WRITTEN INSTRUCTION: Your task is to tally the lines of the listing containing the word "text" and report the figure alone.

(begin)

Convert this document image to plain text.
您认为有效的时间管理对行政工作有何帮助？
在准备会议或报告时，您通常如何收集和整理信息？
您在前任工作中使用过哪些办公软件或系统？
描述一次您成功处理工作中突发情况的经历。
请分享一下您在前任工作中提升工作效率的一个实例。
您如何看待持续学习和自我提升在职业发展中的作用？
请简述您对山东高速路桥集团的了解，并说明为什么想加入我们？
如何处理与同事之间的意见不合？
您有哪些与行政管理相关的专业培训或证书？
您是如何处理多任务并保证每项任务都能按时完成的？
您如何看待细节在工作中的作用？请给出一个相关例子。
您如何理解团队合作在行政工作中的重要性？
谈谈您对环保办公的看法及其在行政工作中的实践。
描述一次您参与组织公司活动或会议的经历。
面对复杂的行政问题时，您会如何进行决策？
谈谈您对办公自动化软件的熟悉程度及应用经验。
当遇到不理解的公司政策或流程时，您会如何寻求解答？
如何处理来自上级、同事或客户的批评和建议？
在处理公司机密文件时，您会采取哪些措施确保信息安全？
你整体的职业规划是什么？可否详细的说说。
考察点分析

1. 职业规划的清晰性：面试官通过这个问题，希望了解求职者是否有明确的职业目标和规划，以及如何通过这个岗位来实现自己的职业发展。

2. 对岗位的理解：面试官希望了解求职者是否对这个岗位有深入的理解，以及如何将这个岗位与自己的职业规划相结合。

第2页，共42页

(end)
(begin)

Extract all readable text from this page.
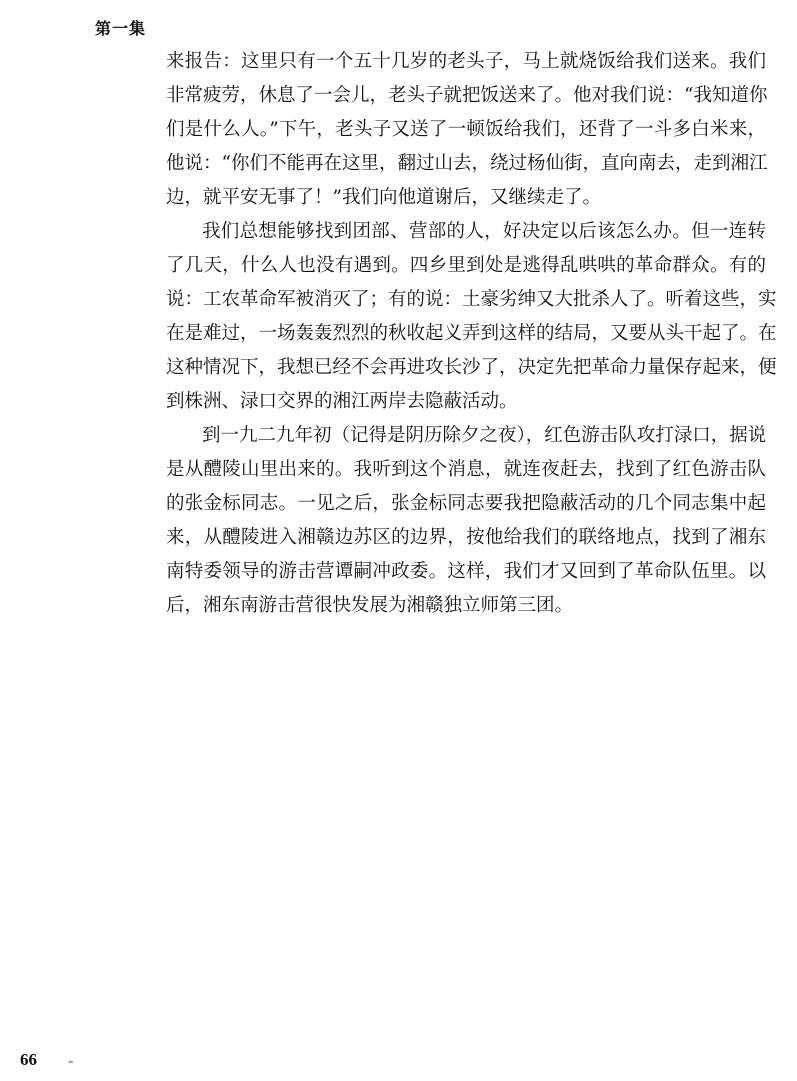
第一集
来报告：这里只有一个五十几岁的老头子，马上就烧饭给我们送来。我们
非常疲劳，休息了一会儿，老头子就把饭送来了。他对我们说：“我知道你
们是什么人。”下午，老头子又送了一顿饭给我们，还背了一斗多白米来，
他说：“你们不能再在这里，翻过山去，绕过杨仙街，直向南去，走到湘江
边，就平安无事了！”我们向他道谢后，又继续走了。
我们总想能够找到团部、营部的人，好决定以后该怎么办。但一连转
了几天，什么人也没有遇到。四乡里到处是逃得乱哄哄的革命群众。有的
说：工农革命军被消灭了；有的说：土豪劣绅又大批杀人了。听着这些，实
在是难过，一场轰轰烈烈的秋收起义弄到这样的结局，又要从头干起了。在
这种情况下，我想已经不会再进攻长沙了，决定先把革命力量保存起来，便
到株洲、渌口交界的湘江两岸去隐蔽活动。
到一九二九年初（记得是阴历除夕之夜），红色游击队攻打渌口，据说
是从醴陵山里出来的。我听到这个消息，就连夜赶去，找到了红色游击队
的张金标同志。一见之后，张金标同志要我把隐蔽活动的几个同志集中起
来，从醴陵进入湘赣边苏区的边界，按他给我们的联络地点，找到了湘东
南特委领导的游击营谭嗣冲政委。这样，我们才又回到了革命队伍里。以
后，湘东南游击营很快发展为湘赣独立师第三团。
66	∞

(end)

TASK ANSWER: 2